— AIM OF THE EXERCISE —
Can the data below be echoed back word for word?

— MATERIAL FOR THIS TASK —
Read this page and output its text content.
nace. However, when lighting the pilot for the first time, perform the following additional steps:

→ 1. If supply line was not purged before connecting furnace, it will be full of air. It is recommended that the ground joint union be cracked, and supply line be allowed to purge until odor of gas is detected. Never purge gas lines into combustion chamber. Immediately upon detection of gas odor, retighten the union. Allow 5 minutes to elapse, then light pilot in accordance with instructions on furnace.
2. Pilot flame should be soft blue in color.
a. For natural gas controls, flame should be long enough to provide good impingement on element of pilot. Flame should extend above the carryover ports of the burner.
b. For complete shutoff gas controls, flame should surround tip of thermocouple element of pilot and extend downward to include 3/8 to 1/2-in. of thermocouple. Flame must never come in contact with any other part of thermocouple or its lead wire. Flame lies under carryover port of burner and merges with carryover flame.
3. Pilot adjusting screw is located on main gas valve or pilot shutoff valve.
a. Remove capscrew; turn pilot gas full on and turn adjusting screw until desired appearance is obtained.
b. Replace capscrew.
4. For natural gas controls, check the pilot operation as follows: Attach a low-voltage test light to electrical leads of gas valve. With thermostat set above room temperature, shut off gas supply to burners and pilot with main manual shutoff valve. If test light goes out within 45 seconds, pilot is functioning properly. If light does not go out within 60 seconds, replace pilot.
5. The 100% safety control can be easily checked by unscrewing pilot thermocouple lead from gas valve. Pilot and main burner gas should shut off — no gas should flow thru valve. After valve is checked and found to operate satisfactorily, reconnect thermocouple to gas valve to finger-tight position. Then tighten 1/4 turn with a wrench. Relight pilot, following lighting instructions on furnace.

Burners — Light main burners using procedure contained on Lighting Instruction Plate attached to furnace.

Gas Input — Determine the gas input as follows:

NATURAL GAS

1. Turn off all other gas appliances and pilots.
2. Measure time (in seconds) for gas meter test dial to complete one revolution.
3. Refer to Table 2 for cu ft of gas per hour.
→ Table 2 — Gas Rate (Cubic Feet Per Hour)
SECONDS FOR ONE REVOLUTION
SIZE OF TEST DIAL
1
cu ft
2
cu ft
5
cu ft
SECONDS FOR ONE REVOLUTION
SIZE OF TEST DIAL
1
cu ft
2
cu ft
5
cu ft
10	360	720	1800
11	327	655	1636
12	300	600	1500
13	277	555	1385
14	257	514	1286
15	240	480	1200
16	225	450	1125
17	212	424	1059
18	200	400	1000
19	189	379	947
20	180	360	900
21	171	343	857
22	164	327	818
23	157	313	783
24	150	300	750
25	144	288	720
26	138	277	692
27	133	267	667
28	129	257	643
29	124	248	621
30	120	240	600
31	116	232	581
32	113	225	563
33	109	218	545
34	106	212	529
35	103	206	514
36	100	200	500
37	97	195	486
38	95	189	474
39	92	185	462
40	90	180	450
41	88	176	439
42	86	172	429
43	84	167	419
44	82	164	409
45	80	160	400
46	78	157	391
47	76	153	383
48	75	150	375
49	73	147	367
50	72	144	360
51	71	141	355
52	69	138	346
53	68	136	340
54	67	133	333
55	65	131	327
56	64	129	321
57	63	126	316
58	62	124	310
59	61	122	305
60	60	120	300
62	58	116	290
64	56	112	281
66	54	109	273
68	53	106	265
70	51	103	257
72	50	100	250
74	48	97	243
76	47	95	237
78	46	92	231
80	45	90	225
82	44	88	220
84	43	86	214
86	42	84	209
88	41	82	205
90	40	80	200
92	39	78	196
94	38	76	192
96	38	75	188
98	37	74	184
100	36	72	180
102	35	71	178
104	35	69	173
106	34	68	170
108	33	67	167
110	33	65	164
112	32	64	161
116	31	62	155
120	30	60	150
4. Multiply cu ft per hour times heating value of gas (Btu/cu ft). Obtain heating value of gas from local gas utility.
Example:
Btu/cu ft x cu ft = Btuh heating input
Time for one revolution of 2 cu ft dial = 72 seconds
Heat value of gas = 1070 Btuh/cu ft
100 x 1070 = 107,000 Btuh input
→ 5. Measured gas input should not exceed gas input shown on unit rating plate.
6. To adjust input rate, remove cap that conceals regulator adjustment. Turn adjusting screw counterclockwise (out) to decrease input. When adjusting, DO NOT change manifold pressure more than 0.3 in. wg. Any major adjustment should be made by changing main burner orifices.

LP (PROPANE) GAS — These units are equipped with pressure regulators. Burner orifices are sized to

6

— TASK OUTPUT —
Read this page and output its text content.
nace. However, when lighting the pilot for the first time, perform the following additional steps:

→ 1. If supply line was not purged before connecting furnace, it will be full of air. It is recommended that the ground joint union be cracked, and supply line be allowed to purge until odor of gas is detected. Never purge gas lines into combustion chamber. Immediately upon detection of gas odor, retighten the union. Allow 5 minutes to elapse, then light pilot in accordance with instructions on furnace.
2. Pilot flame should be soft blue in color.
a. For natural gas controls, flame should be long enough to provide good impingement on element of pilot. Flame should extend above the carryover ports of the burner.
b. For complete shutoff gas controls, flame should surround tip of thermocouple element of pilot and extend downward to include 3/8 to 1/2-in. of thermocouple. Flame must never come in contact with any other part of thermocouple or its lead wire. Flame lies under carryover port of burner and merges with carryover flame.
3. Pilot adjusting screw is located on main gas valve or pilot shutoff valve.
a. Remove capscrew; turn pilot gas full on and turn adjusting screw until desired appearance is obtained.
b. Replace capscrew.
4. For natural gas controls, check the pilot operation as follows: Attach a low-voltage test light to electrical leads of gas valve. With thermostat set above room temperature, shut off gas supply to burners and pilot with main manual shutoff valve. If test light goes out within 45 seconds, pilot is functioning properly. If light does not go out within 60 seconds, replace pilot.
5. The 100% safety control can be easily checked by unscrewing pilot thermocouple lead from gas valve. Pilot and main burner gas should shut off — no gas should flow thru valve. After valve is checked and found to operate satisfactorily, reconnect thermocouple to gas valve to finger-tight position. Then tighten 1/4 turn with a wrench. Relight pilot, following lighting instructions on furnace.

Burners — Light main burners using procedure contained on Lighting Instruction Plate attached to furnace.

Gas Input — Determine the gas input as follows:

NATURAL GAS

1. Turn off all other gas appliances and pilots.
2. Measure time (in seconds) for gas meter test dial to complete one revolution.
3. Refer to Table 2 for cu ft of gas per hour.
→ Table 2 — Gas Rate (Cubic Feet Per Hour)
SECONDS FOR ONE REVOLUTION
SIZE OF TEST DIAL
1
cu ft
2
cu ft
5
cu ft
SECONDS FOR ONE REVOLUTION
SIZE OF TEST DIAL
1
cu ft
2
cu ft
5
cu ft
10	360	720	1800
11	327	655	1636
12	300	600	1500
13	277	555	1385
14	257	514	1286
15	240	480	1200
16	225	450	1125
17	212	424	1059
18	200	400	1000
19	189	379	947
20	180	360	900
21	171	343	857
22	164	327	818
23	157	313	783
24	150	300	750
25	144	288	720
26	138	277	692
27	133	267	667
28	129	257	643
29	124	248	621
30	120	240	600
31	116	232	581
32	113	225	563
33	109	218	545
34	106	212	529
35	103	206	514
36	100	200	500
37	97	195	486
38	95	189	474
39	92	185	462
40	90	180	450
41	88	176	439
42	86	172	429
43	84	167	419
44	82	164	409
45	80	160	400
46	78	157	391
47	76	153	383
48	75	150	375
49	73	147	367
50	72	144	360
51	71	141	355
52	69	138	346
53	68	136	340
54	67	133	333
55	65	131	327
56	64	129	321
57	63	126	316
58	62	124	310
59	61	122	305
60	60	120	300
62	58	116	290
64	56	112	281
66	54	109	273
68	53	106	265
70	51	103	257
72	50	100	250
74	48	97	243
76	47	95	237
78	46	92	231
80	45	90	225
82	44	88	220
84	43	86	214
86	42	84	209
88	41	82	205
90	40	80	200
92	39	78	196
94	38	76	192
96	38	75	188
98	37	74	184
100	36	72	180
102	35	71	178
104	35	69	173
106	34	68	170
108	33	67	167
110	33	65	164
112	32	64	161
116	31	62	155
120	30	60	150
4. Multiply cu ft per hour times heating value of gas (Btu/cu ft). Obtain heating value of gas from local gas utility.
Example:
Btu/cu ft x cu ft = Btuh heating input
Time for one revolution of 2 cu ft dial = 72 seconds
Heat value of gas = 1070 Btuh/cu ft
100 x 1070 = 107,000 Btuh input
→ 5. Measured gas input should not exceed gas input shown on unit rating plate.
6. To adjust input rate, remove cap that conceals regulator adjustment. Turn adjusting screw counterclockwise (out) to decrease input. When adjusting, DO NOT change manifold pressure more than 0.3 in. wg. Any major adjustment should be made by changing main burner orifices.

LP (PROPANE) GAS — These units are equipped with pressure regulators. Burner orifices are sized to

6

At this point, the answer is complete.